- [Items]
____

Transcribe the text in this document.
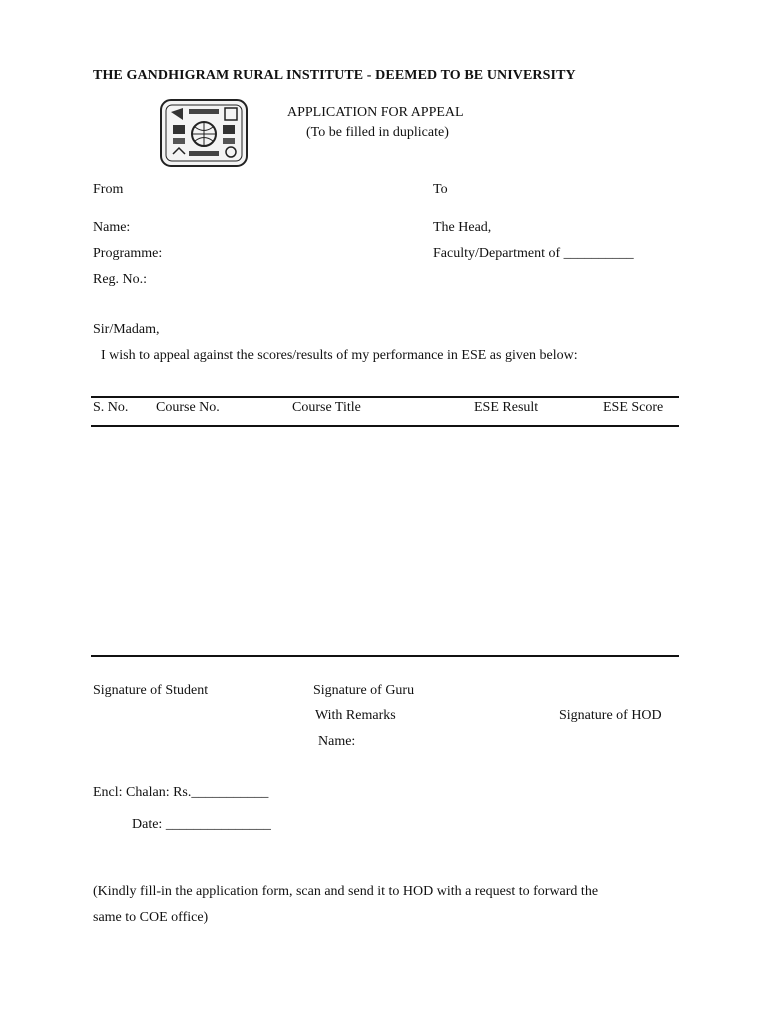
THE GANDHIGRAM RURAL INSTITUTE - DEEMED TO BE UNIVERSITY
APPLICATION FOR APPEAL
(To be filled in duplicate)
From	To
Name:	The Head,
Programme:	Faculty/Department of __________
Reg. No.:
Sir/Madam,
I wish to appeal against the scores/results of my performance in ESE as given below:
S. No. Course No.	Course Title	ESE Result	ESE Score
Signature of Student	Signature of Guru
With Remarks	Signature of HOD
Name:
Encl: Chalan: Rs.___________
Date: _______________
(Kindly fill-in the application form, scan and send it to HOD with a request to forward the
same to COE office)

____

- [What the exercise asks]
Reproduce every line precisely as given, omitting all pictures.

- [Exercise result]
Transcribe the text in this document.
THE GANDHIGRAM RURAL INSTITUTE - DEEMED TO BE UNIVERSITY
APPLICATION FOR APPEAL
(To be filled in duplicate)
From	To
Name:	The Head,
Programme:	Faculty/Department of __________
Reg. No.:
Sir/Madam,
I wish to appeal against the scores/results of my performance in ESE as given below:
S. No. Course No.	Course Title	ESE Result	ESE Score
Signature of Student	Signature of Guru
With Remarks	Signature of HOD
Name:
Encl: Chalan: Rs.___________
Date: _______________
(Kindly fill-in the application form, scan and send it to HOD with a request to forward the
same to COE office)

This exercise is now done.